__Problem description__:
Every line that contains the word "Scan" should be copied out.

:: Provided data

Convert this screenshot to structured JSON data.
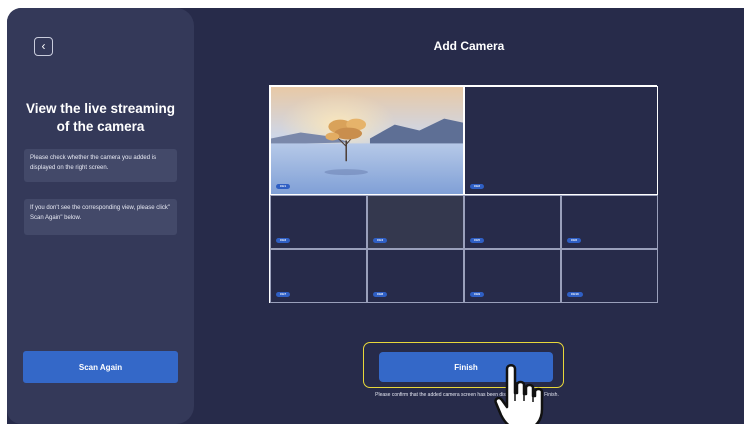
{
  "header": {
    "title": "Add Camera",
    "back_icon": "chevron-left-icon"
  },
  "sidebar": {
    "title_line1": "View the live streaming",
    "title_line2": "of the camera",
    "hint1": "Please check whether the camera you added is displayed on the right screen.",
    "hint2": "If you don't see the corresponding view, please click\" Scan Again\" below.",
    "scan_again_label": "Scan Again"
  },
  "cameras": [
    {
      "label": "CH1",
      "state": "live"
    },
    {
      "label": "CH2",
      "state": "empty"
    },
    {
      "label": "CH3",
      "state": "empty"
    },
    {
      "label": "CH4",
      "state": "no-signal"
    },
    {
      "label": "CH5",
      "state": "empty"
    },
    {
      "label": "CH6",
      "state": "empty"
    },
    {
      "label": "CH7",
      "state": "empty"
    },
    {
      "label": "CH8",
      "state": "empty"
    },
    {
      "label": "CH9",
      "state": "empty"
    },
    {
      "label": "CH10",
      "state": "empty"
    }
  ],
  "footer": {
    "finish_label": "Finish",
    "confirm_text": "Please confirm that the added camera screen has been displayed, and click Finish."
  },
  "colors": {
    "background": "#272b4a",
    "sidebar": "#343959",
    "accent": "#3468c8",
    "highlight": "#e8d83a"
  }
}
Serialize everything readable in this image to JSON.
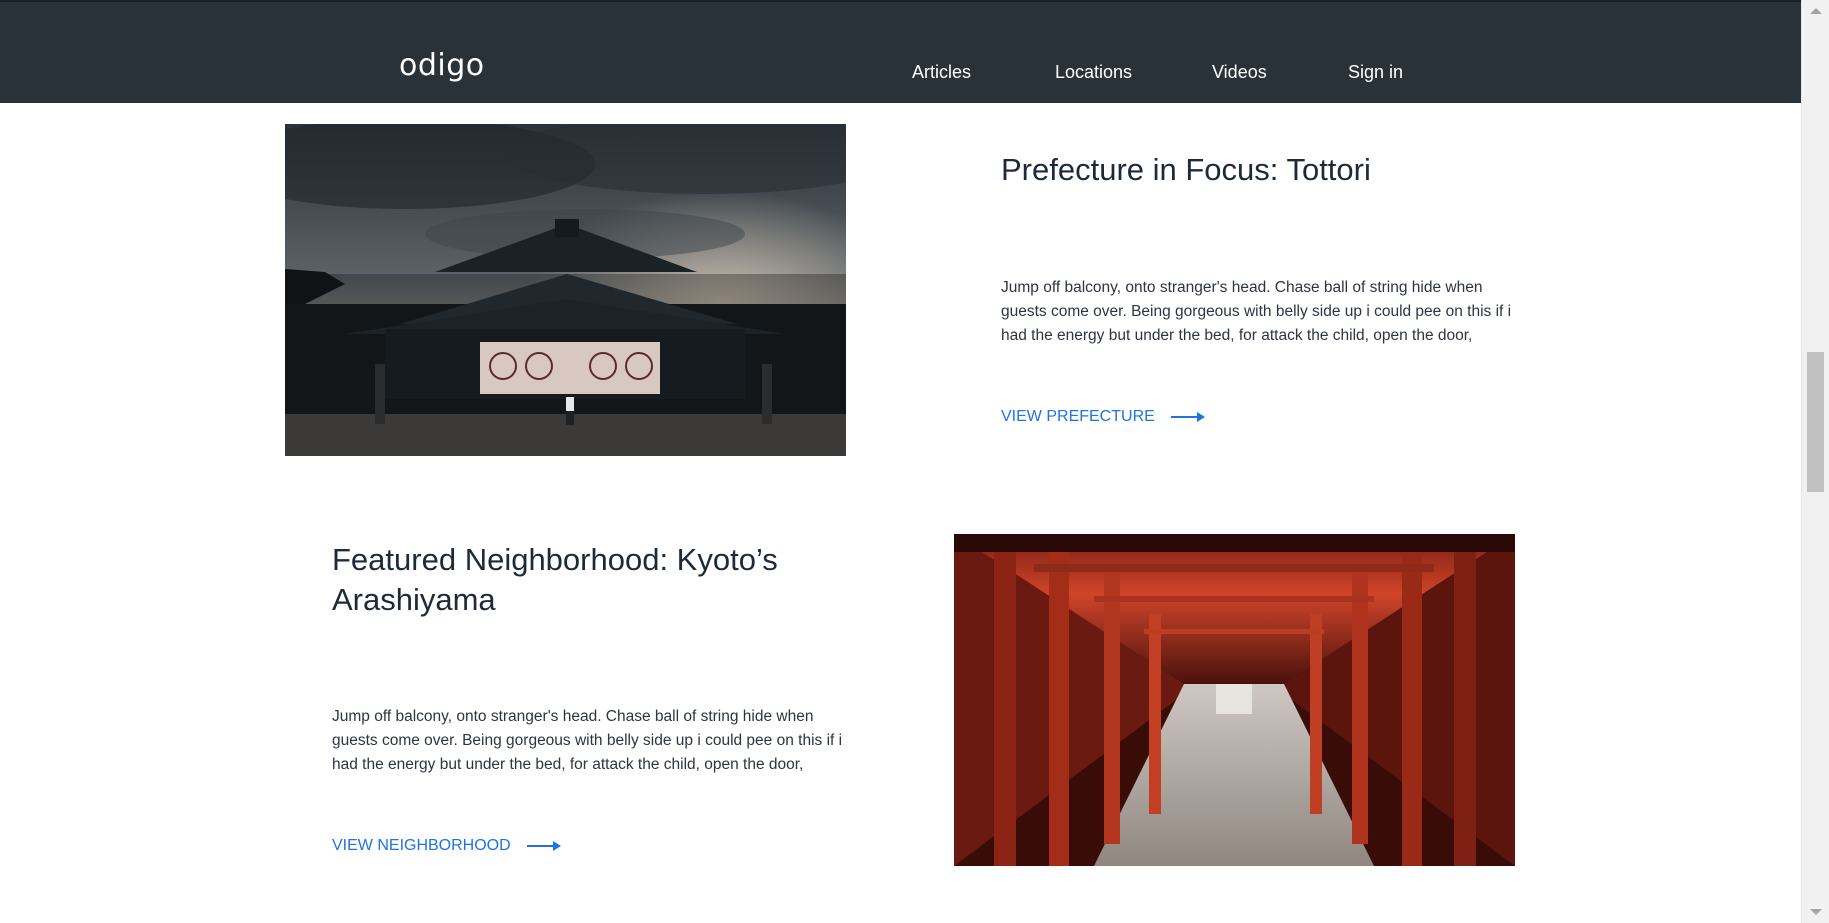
{
  "header": {
    "logo": "odigo",
    "nav": [
      "Articles",
      "Locations",
      "Videos",
      "Sign in"
    ]
  },
  "sections": [
    {
      "title": "Prefecture in Focus: Tottori",
      "body": "Jump off balcony, onto stranger's head. Chase ball of string hide when guests come over. Being gorgeous with belly side up i could pee on this if i had the energy but under the bed, for attack the child, open the door,",
      "cta": "VIEW PREFECTURE",
      "image": "temple-photo"
    },
    {
      "title": "Featured Neighborhood: Kyoto’s Arashiyama",
      "body": "Jump off balcony, onto stranger's head. Chase ball of string hide when guests come over. Being gorgeous with belly side up i could pee on this if i had the energy but under the bed, for attack the child, open the door,",
      "cta": "VIEW NEIGHBORHOOD",
      "image": "torii-gates-photo"
    }
  ],
  "colors": {
    "header_bg": "#283238",
    "accent": "#1f73e3",
    "title_text": "#1e2a3a"
  }
}
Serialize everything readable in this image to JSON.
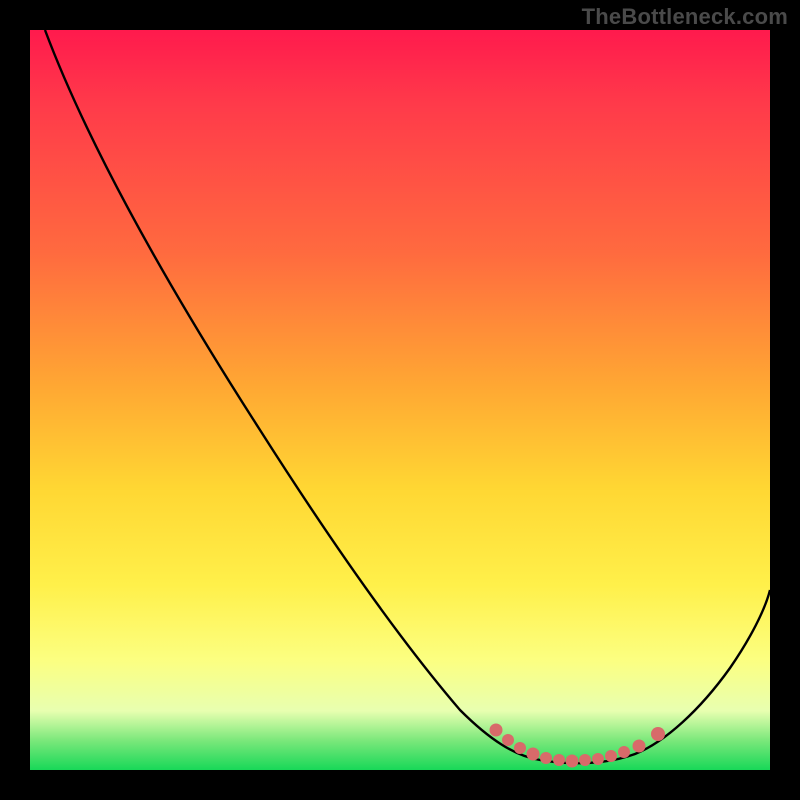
{
  "watermark": "TheBottleneck.com",
  "chart_data": {
    "type": "line",
    "title": "",
    "xlabel": "",
    "ylabel": "",
    "xlim": [
      0,
      100
    ],
    "ylim": [
      0,
      100
    ],
    "grid": false,
    "series": [
      {
        "name": "bottleneck-curve",
        "x": [
          2,
          10,
          20,
          30,
          40,
          50,
          60,
          65,
          70,
          75,
          80,
          85,
          90,
          100
        ],
        "values": [
          100,
          88,
          74,
          60,
          46,
          32,
          17,
          9,
          4,
          2,
          2,
          3,
          7,
          20
        ]
      }
    ],
    "optimal_range_x": [
      63,
      85
    ],
    "markers": {
      "name": "optimal-zone-dots",
      "color": "#d86a6a",
      "x": [
        63,
        66,
        69,
        72,
        74,
        76,
        78,
        80,
        82,
        85
      ],
      "values": [
        10.5,
        8,
        5.5,
        4,
        3.5,
        3,
        3,
        3,
        3.5,
        5
      ]
    }
  },
  "colors": {
    "curve_stroke": "#000000",
    "marker_fill": "#d86a6a",
    "background_black": "#000000"
  }
}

::::

__Exercise response__:
    "hint2": "If you don't see the corresponding view, please click\" Scan Again\" below.",
    "scan_again_label": "Scan Again"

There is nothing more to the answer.